Dataset entries
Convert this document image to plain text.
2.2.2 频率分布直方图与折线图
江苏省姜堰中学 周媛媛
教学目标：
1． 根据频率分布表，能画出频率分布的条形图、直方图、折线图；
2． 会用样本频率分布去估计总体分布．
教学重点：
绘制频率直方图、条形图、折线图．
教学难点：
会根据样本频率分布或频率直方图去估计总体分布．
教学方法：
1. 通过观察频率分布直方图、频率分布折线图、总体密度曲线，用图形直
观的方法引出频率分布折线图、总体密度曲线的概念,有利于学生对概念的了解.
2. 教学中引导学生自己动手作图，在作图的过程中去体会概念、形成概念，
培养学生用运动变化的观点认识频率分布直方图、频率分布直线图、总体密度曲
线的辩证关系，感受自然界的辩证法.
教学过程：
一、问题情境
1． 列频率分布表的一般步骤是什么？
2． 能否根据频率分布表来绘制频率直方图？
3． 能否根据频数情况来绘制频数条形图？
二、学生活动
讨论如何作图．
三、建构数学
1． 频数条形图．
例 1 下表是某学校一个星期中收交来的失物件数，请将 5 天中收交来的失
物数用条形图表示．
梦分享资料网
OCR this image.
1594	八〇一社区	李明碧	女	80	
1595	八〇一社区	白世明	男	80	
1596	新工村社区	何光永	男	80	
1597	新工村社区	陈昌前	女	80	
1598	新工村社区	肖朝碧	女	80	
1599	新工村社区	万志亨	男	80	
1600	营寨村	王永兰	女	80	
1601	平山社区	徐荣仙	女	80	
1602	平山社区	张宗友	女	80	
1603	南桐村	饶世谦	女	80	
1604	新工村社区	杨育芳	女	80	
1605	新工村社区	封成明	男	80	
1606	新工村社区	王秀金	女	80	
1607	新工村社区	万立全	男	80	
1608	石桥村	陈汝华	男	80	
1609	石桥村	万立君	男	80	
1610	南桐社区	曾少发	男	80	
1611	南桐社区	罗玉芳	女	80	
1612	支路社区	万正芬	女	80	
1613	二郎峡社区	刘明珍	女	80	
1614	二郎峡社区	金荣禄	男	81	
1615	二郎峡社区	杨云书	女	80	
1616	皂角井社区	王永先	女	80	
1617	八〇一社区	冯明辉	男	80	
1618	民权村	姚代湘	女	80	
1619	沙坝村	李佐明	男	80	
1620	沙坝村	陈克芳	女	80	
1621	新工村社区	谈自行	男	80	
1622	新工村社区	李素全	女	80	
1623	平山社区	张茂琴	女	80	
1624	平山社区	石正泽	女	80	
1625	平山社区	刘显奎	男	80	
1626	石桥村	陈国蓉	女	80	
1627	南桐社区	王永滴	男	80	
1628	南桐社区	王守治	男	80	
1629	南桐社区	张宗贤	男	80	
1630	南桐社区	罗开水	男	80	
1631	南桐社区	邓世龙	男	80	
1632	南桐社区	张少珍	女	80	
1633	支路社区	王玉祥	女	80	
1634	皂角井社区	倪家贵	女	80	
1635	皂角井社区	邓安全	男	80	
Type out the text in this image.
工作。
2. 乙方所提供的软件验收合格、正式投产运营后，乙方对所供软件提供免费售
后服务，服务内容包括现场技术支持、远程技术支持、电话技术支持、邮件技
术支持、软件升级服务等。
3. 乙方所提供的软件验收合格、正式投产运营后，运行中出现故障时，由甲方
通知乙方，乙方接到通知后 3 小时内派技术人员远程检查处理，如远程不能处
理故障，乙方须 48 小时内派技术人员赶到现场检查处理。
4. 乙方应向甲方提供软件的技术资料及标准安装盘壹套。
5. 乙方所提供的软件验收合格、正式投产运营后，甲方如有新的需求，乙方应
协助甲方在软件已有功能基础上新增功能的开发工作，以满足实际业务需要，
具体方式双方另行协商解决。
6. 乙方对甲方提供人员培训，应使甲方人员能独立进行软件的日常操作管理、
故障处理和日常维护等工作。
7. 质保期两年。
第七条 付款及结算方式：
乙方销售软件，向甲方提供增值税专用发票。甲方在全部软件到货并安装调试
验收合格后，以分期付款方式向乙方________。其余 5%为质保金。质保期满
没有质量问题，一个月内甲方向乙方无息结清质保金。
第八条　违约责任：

GIVEN EXERCISE:
Check each line of the records for the word "皂角井社区", and show the lines that contain it.

THE RESPONSE:
1616	皂角井社区	王永先	女	80	
1634	皂角井社区	倪家贵	女	80	
1635	皂角井社区	邓安全	男	80	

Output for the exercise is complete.